[Stated task] Below are some records. Pull every line that contains the word "наименование".

[Stored records]
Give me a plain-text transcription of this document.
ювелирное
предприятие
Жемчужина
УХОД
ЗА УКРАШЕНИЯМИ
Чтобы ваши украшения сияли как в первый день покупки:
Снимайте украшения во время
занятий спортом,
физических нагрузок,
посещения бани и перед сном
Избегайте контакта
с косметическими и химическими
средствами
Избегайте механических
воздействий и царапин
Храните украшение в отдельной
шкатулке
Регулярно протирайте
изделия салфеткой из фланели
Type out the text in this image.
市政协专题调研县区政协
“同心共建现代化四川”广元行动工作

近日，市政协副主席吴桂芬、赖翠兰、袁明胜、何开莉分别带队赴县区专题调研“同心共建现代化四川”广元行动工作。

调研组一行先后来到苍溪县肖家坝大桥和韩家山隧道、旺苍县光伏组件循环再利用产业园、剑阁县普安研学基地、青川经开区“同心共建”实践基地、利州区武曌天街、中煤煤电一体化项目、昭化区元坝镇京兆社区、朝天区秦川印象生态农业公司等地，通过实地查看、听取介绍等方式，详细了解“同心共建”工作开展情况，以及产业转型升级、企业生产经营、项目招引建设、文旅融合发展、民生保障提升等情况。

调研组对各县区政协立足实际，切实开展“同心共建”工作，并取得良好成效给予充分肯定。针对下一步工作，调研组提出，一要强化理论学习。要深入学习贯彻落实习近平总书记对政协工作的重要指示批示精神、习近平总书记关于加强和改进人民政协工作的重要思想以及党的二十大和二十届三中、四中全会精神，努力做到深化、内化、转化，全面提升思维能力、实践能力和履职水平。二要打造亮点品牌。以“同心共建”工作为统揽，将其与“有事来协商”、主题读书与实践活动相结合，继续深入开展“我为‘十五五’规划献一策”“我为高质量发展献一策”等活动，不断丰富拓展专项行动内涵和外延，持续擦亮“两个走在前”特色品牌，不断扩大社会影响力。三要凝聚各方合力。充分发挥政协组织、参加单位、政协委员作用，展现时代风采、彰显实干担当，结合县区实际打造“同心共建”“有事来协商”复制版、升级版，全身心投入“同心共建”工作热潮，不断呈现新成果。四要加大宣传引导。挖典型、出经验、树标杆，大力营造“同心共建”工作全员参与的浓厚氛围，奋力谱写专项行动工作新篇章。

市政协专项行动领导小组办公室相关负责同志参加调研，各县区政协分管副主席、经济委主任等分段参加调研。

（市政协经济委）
--
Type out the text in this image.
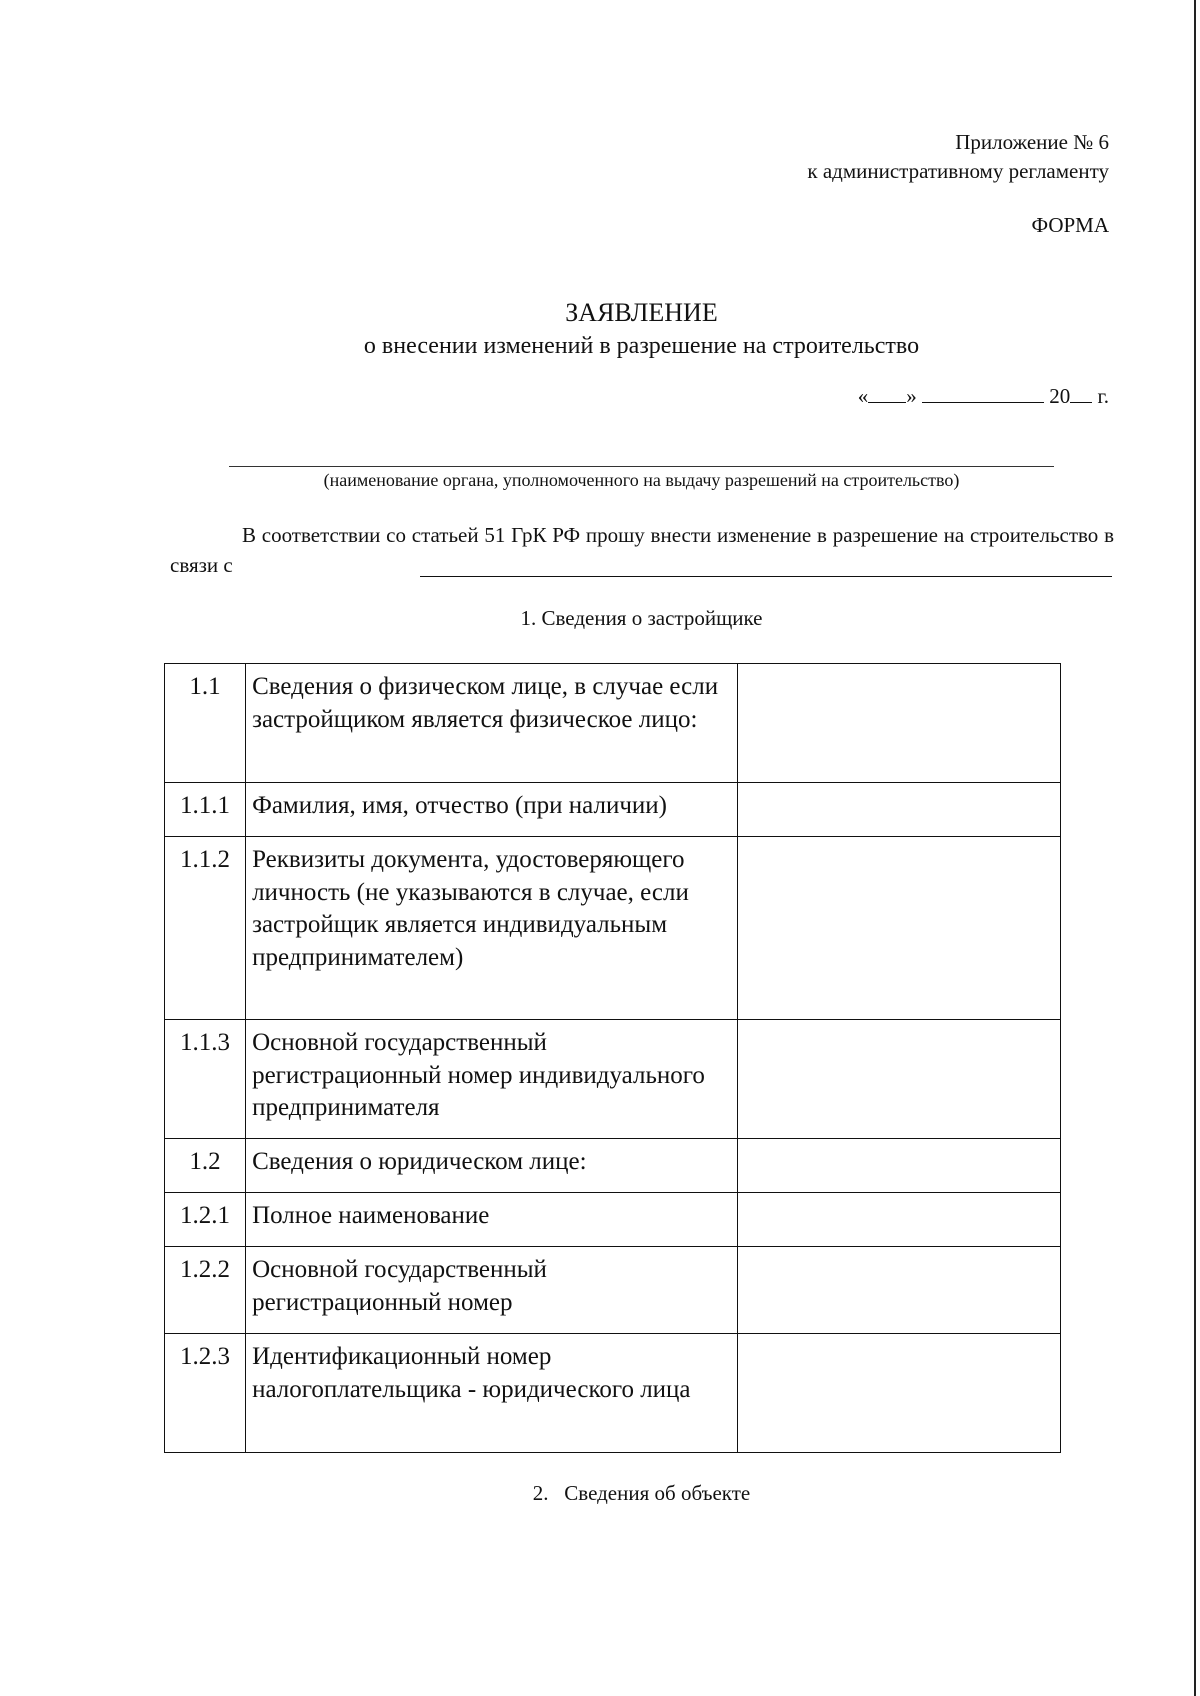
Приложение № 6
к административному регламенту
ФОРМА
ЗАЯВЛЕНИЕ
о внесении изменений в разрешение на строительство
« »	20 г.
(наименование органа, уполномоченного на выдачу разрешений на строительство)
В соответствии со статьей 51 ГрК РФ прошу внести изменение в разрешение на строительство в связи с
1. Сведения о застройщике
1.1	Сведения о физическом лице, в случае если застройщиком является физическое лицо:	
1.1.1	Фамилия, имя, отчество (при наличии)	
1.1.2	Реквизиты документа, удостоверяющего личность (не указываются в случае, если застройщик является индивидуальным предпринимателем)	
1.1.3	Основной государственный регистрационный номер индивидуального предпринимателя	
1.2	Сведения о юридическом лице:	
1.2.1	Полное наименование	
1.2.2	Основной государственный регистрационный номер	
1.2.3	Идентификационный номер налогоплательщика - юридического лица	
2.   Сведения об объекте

[Finished exercise]
(наименование органа, уполномоченного на выдачу разрешений на строительство)
1.2.1	Полное наименование	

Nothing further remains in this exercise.